## DATASET EXTRACT
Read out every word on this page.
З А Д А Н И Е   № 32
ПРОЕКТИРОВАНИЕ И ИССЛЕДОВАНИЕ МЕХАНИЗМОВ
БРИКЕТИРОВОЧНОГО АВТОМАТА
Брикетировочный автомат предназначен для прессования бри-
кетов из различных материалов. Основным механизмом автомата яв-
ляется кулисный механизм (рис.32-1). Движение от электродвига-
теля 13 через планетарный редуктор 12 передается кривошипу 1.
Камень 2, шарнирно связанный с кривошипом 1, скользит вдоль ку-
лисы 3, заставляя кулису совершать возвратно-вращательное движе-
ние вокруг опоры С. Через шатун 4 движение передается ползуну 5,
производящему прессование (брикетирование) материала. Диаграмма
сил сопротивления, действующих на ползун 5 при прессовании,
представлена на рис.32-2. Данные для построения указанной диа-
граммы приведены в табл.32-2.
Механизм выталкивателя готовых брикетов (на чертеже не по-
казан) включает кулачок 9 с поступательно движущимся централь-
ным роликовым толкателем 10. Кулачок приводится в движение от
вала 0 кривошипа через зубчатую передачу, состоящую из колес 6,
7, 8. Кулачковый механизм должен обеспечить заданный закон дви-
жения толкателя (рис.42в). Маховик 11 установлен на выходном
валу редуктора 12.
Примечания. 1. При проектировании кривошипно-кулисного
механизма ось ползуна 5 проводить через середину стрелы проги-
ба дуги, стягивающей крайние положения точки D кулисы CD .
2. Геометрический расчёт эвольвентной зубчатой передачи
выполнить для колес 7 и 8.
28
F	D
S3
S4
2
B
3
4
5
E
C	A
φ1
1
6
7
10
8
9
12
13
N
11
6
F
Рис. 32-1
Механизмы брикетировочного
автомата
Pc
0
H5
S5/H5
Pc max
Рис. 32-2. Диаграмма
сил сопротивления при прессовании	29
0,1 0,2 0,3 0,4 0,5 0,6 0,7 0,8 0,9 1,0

## EXERCISE
Return all of the entries exactly as written.

## COMPLETED EXERCISE
Read out every word on this page.
З А Д А Н И Е   № 32
ПРОЕКТИРОВАНИЕ И ИССЛЕДОВАНИЕ МЕХАНИЗМОВ
БРИКЕТИРОВОЧНОГО АВТОМАТА
Брикетировочный автомат предназначен для прессования бри-
кетов из различных материалов. Основным механизмом автомата яв-
ляется кулисный механизм (рис.32-1). Движение от электродвига-
теля 13 через планетарный редуктор 12 передается кривошипу 1.
Камень 2, шарнирно связанный с кривошипом 1, скользит вдоль ку-
лисы 3, заставляя кулису совершать возвратно-вращательное движе-
ние вокруг опоры С. Через шатун 4 движение передается ползуну 5,
производящему прессование (брикетирование) материала. Диаграмма
сил сопротивления, действующих на ползун 5 при прессовании,
представлена на рис.32-2. Данные для построения указанной диа-
граммы приведены в табл.32-2.
Механизм выталкивателя готовых брикетов (на чертеже не по-
казан) включает кулачок 9 с поступательно движущимся централь-
ным роликовым толкателем 10. Кулачок приводится в движение от
вала 0 кривошипа через зубчатую передачу, состоящую из колес 6,
7, 8. Кулачковый механизм должен обеспечить заданный закон дви-
жения толкателя (рис.42в). Маховик 11 установлен на выходном
валу редуктора 12.
Примечания. 1. При проектировании кривошипно-кулисного
механизма ось ползуна 5 проводить через середину стрелы проги-
ба дуги, стягивающей крайние положения точки D кулисы CD .
2. Геометрический расчёт эвольвентной зубчатой передачи
выполнить для колес 7 и 8.
28
F	D
S3
S4
2
B
3
4
5
E
C	A
φ1
1
6
7
10
8
9
12
13
N
11
6
F
Рис. 32-1
Механизмы брикетировочного
автомата
Pc
0
H5
S5/H5
Pc max
Рис. 32-2. Диаграмма
сил сопротивления при прессовании	29
0,1 0,2 0,3 0,4 0,5 0,6 0,7 0,8 0,9 1,0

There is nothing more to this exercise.